[Rijen uit een gegevensbron]

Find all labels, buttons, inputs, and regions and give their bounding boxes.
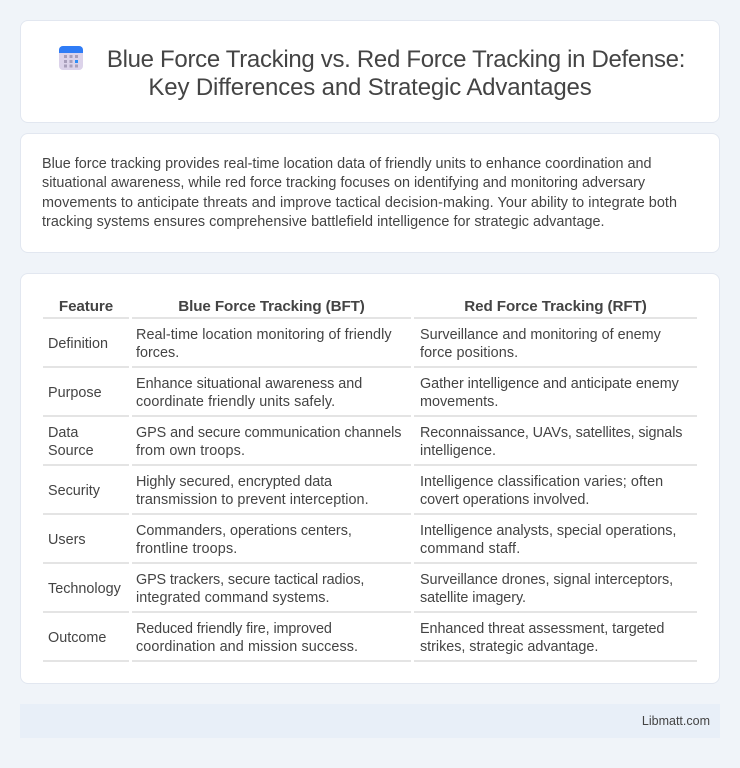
table rows: Outcome [48, 630, 106, 646]
table rows: force positions. [420, 345, 518, 361]
table rows: movements. [420, 394, 498, 410]
table rows: coordinate friendly units safely. [136, 394, 335, 410]
table rows: Enhanced threat assessment, targeted [420, 621, 664, 637]
table rows: Data [48, 425, 78, 441]
table rows: GPS and secure communication channels [136, 425, 401, 441]
table rows: Reduced friendly fire, improved [136, 621, 332, 637]
table rows: command staff. [420, 541, 520, 557]
table rows: from own troops. [136, 443, 245, 459]
table rows: integrated command systems. [136, 590, 330, 606]
table rows: Commanders, operations centers, [136, 523, 352, 539]
title card [20, 20, 720, 123]
table rows: Users [48, 532, 86, 548]
table header: Feature [59, 298, 113, 315]
table rows: covert operations involved. [420, 492, 589, 508]
table rows: Gather intelligence and anticipate enemy [420, 376, 679, 392]
summary text: situational awareness, while red force tracking focuses on identifying and monitoring adversary [42, 175, 645, 191]
table rows: transmission to prevent interception. [136, 492, 369, 508]
summary text [42, 156, 677, 230]
table rows: intelligence. [420, 443, 496, 459]
table header: Red Force Tracking (RFT) [464, 298, 647, 315]
table rows: Definition [48, 336, 108, 352]
title [107, 46, 685, 101]
title: Blue Force Tracking vs. Red Force Tracking in Defense: [107, 46, 685, 73]
summary text: movements to anticipate threats and improve tactical decision-making. Your ability to integrate both [42, 195, 677, 211]
table rows: forces. [136, 345, 179, 361]
table header: Blue Force Tracking (BFT) [178, 298, 365, 315]
table rows: coordination and mission success. [136, 639, 358, 655]
table rows: Highly secured, encrypted data [136, 474, 332, 490]
footer credit: Libmatt.com [642, 714, 710, 728]
table rows: Real-time location monitoring of friendly [136, 327, 392, 343]
table rows: Reconnaissance, UAVs, satellites, signals [420, 425, 682, 441]
table rows: satellite imagery. [420, 590, 526, 606]
table rows: Intelligence analysts, special operations, [420, 523, 676, 539]
table rows: strikes, strategic advantage. [420, 639, 598, 655]
summary text: Blue force tracking provides real-time location data of friendly units to enhance coordination and [42, 156, 652, 172]
table rows: Security [48, 483, 100, 499]
table rows: Source [48, 443, 94, 459]
table rows: frontline troops. [136, 541, 237, 557]
icon: calendar [59, 46, 83, 70]
title: Key Differences and Strategic Advantages [148, 74, 592, 101]
table header [59, 298, 647, 315]
footer bar [20, 704, 720, 738]
summary text: tracking systems ensures comprehensive battlefield intelligence for strategic advantage. [42, 214, 605, 230]
table rows: Enhance situational awareness and [136, 376, 362, 392]
table rows: Technology [48, 581, 121, 597]
table rows [43, 317, 697, 662]
table rows: GPS trackers, secure tactical radios, [136, 572, 364, 588]
table rows: Intelligence classification varies; often [420, 474, 663, 490]
summary card [20, 133, 720, 253]
table rows: Surveillance and monitoring of enemy [420, 327, 661, 343]
comparison table card [20, 273, 720, 684]
table rows: Purpose [48, 385, 102, 401]
table rows: Surveillance drones, signal interceptors, [420, 572, 673, 588]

[Doel opdracht] Bewerk alle bovenstaande rijen door "Reconnaissance" overal te vervangen door "Scouting" en de rest ongewijzigd te laten. Laat de afbeeldingen weg uit het antwoord.

[Uitvoer oefening]
Find all labels, buttons, inputs, and regions and give their bounding boxes.
table rows: Outcome [48, 630, 106, 646]
table rows: force positions. [420, 345, 518, 361]
table rows: movements. [420, 394, 498, 410]
table rows: coordinate friendly units safely. [136, 394, 335, 410]
table rows: Enhanced threat assessment, targeted [420, 621, 664, 637]
table rows: Data [48, 425, 78, 441]
table rows: GPS and secure communication channels [136, 425, 401, 441]
table rows: Reduced friendly fire, improved [136, 621, 332, 637]
table rows: command staff. [420, 541, 520, 557]
table rows: from own troops. [136, 443, 245, 459]
table rows: integrated command systems. [136, 590, 330, 606]
table rows: Commanders, operations centers, [136, 523, 352, 539]
title card [20, 20, 720, 123]
table rows: Users [48, 532, 86, 548]
table header: Feature [59, 298, 113, 315]
table rows: covert operations involved. [420, 492, 589, 508]
table rows: Gather intelligence and anticipate enemy [420, 376, 679, 392]
summary text: situational awareness, while red force tracking focuses on identifying and monitoring adversary [42, 175, 645, 191]
table rows: transmission to prevent interception. [136, 492, 369, 508]
summary text [42, 156, 677, 230]
table rows: intelligence. [420, 443, 496, 459]
table header: Red Force Tracking (RFT) [464, 298, 647, 315]
table rows: Definition [48, 336, 108, 352]
title [107, 46, 685, 101]
title: Blue Force Tracking vs. Red Force Tracking in Defense: [107, 46, 685, 73]
summary text: movements to anticipate threats and improve tactical decision-making. Your ability to integrate both [42, 195, 677, 211]
table rows: forces. [136, 345, 179, 361]
table header: Blue Force Tracking (BFT) [178, 298, 365, 315]
table rows: coordination and mission success. [136, 639, 358, 655]
table rows: Highly secured, encrypted data [136, 474, 332, 490]
footer credit: Libmatt.com [642, 714, 710, 728]
table rows: Real-time location monitoring of friendly [136, 327, 392, 343]
table rows: Scouting, UAVs, satellites, signals [420, 425, 682, 441]
table rows: satellite imagery. [420, 590, 526, 606]
table rows: Intelligence analysts, special operations, [420, 523, 676, 539]
table rows: strikes, strategic advantage. [420, 639, 598, 655]
summary text: Blue force tracking provides real-time location data of friendly units to enhance coordination and [42, 156, 652, 172]
table rows: Security [48, 483, 100, 499]
table rows: Source [48, 443, 94, 459]
table rows: frontline troops. [136, 541, 237, 557]
icon: calendar [59, 46, 83, 70]
title: Key Differences and Strategic Advantages [148, 74, 592, 101]
table header [59, 298, 647, 315]
footer bar [20, 704, 720, 738]
summary text: tracking systems ensures comprehensive battlefield intelligence for strategic advantage. [42, 214, 605, 230]
table rows: Enhance situational awareness and [136, 376, 362, 392]
table rows: Technology [48, 581, 121, 597]
table rows [43, 317, 697, 662]
table rows: GPS trackers, secure tactical radios, [136, 572, 364, 588]
table rows: Intelligence classification varies; often [420, 474, 663, 490]
summary card [20, 133, 720, 253]
table rows: Surveillance and monitoring of enemy [420, 327, 661, 343]
comparison table card [20, 273, 720, 684]
table rows: Purpose [48, 385, 102, 401]
table rows: Surveillance drones, signal interceptors, [420, 572, 673, 588]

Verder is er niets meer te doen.